== Your objective ==
Extract every line of the records below and reproduce each one verbatim, without changing anything.
----------
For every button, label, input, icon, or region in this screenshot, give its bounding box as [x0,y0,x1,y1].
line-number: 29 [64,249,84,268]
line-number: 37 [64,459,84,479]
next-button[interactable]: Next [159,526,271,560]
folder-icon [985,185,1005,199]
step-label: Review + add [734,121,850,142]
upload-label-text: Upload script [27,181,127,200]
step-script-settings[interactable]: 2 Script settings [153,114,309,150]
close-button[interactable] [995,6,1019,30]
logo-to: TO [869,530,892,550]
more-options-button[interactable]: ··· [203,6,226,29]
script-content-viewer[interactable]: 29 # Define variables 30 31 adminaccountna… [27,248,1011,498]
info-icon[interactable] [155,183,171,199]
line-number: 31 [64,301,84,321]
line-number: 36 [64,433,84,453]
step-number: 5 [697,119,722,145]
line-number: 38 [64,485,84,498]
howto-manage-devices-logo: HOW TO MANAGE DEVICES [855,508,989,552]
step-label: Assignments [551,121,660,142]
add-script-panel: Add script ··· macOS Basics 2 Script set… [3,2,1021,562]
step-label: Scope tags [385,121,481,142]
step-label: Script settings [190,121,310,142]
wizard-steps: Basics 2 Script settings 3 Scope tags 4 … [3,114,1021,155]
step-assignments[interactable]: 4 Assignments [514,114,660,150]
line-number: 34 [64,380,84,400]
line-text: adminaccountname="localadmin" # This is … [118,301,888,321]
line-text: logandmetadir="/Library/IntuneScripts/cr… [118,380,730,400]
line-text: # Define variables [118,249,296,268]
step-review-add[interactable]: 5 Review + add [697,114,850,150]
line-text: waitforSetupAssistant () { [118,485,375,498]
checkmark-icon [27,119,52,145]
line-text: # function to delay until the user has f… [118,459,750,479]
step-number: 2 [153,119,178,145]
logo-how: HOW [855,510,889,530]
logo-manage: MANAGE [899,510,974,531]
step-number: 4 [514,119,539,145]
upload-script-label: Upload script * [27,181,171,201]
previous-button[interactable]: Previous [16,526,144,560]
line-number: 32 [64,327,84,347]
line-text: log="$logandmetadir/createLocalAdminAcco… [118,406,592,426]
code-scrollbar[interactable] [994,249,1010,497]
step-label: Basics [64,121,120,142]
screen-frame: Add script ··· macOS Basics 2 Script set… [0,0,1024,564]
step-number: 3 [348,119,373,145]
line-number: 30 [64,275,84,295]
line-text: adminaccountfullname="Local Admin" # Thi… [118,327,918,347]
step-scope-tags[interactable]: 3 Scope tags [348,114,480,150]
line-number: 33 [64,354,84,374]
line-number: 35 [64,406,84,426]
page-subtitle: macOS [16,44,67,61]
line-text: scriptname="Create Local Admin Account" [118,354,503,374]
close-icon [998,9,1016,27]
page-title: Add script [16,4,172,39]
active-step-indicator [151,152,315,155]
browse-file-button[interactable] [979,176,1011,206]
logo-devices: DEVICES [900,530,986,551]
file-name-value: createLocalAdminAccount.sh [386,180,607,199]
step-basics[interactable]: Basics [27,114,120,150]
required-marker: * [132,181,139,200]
----------
== Complete output ==
For every button, label, input, icon, or region in this screenshot, give its bounding box as [x0,y0,x1,y1].
line-number: 29 [64,249,84,268]
line-number: 37 [64,459,84,479]
next-button[interactable]: Next [159,526,271,560]
folder-icon [985,185,1005,199]
step-label: Review + add [734,121,850,142]
upload-label-text: Upload script [27,181,127,200]
step-script-settings[interactable]: 2 Script settings [153,114,309,150]
close-button[interactable] [995,6,1019,30]
logo-to: TO [869,530,892,550]
more-options-button[interactable]: ··· [203,6,226,29]
script-content-viewer[interactable]: 29 # Define variables 30 31 adminaccountna… [27,248,1011,498]
info-icon[interactable] [155,183,171,199]
line-number: 31 [64,301,84,321]
line-number: 36 [64,433,84,453]
step-number: 5 [697,119,722,145]
line-number: 38 [64,485,84,498]
howto-manage-devices-logo: HOW TO MANAGE DEVICES [855,508,989,552]
step-label: Assignments [551,121,660,142]
add-script-panel: Add script ··· macOS Basics 2 Script set… [3,2,1021,562]
step-label: Scope tags [385,121,481,142]
step-label: Script settings [190,121,310,142]
wizard-steps: Basics 2 Script settings 3 Scope tags 4 … [3,114,1021,155]
step-assignments[interactable]: 4 Assignments [514,114,660,150]
line-number: 34 [64,380,84,400]
line-text: adminaccountname="localadmin" # This is … [118,301,888,321]
line-text: logandmetadir="/Library/IntuneScripts/cr… [118,380,730,400]
line-text: # Define variables [118,249,296,268]
step-review-add[interactable]: 5 Review + add [697,114,850,150]
line-text: waitforSetupAssistant () { [118,485,375,498]
checkmark-icon [27,119,52,145]
line-text: # function to delay until the user has f… [118,459,750,479]
step-number: 2 [153,119,178,145]
logo-how: HOW [855,510,889,530]
logo-manage: MANAGE [899,510,974,531]
step-number: 4 [514,119,539,145]
upload-script-label: Upload script * [27,181,171,201]
previous-button[interactable]: Previous [16,526,144,560]
line-number: 32 [64,327,84,347]
line-text: log="$logandmetadir/createLocalAdminAcco… [118,406,592,426]
code-scrollbar[interactable] [994,249,1010,497]
step-label: Basics [64,121,120,142]
screen-frame: Add script ··· macOS Basics 2 Script set… [0,0,1024,564]
step-number: 3 [348,119,373,145]
line-number: 30 [64,275,84,295]
line-text: adminaccountfullname="Local Admin" # Thi… [118,327,918,347]
step-scope-tags[interactable]: 3 Scope tags [348,114,480,150]
line-number: 33 [64,354,84,374]
line-number: 35 [64,406,84,426]
page-subtitle: macOS [16,44,67,61]
line-text: scriptname="Create Local Admin Account" [118,354,503,374]
close-icon [998,9,1016,27]
page-title: Add script [16,4,172,39]
active-step-indicator [151,152,315,155]
browse-file-button[interactable] [979,176,1011,206]
logo-devices: DEVICES [900,530,986,551]
file-name-value: createLocalAdminAccount.sh [386,180,607,199]
step-basics[interactable]: Basics [27,114,120,150]
required-marker: * [132,181,139,200]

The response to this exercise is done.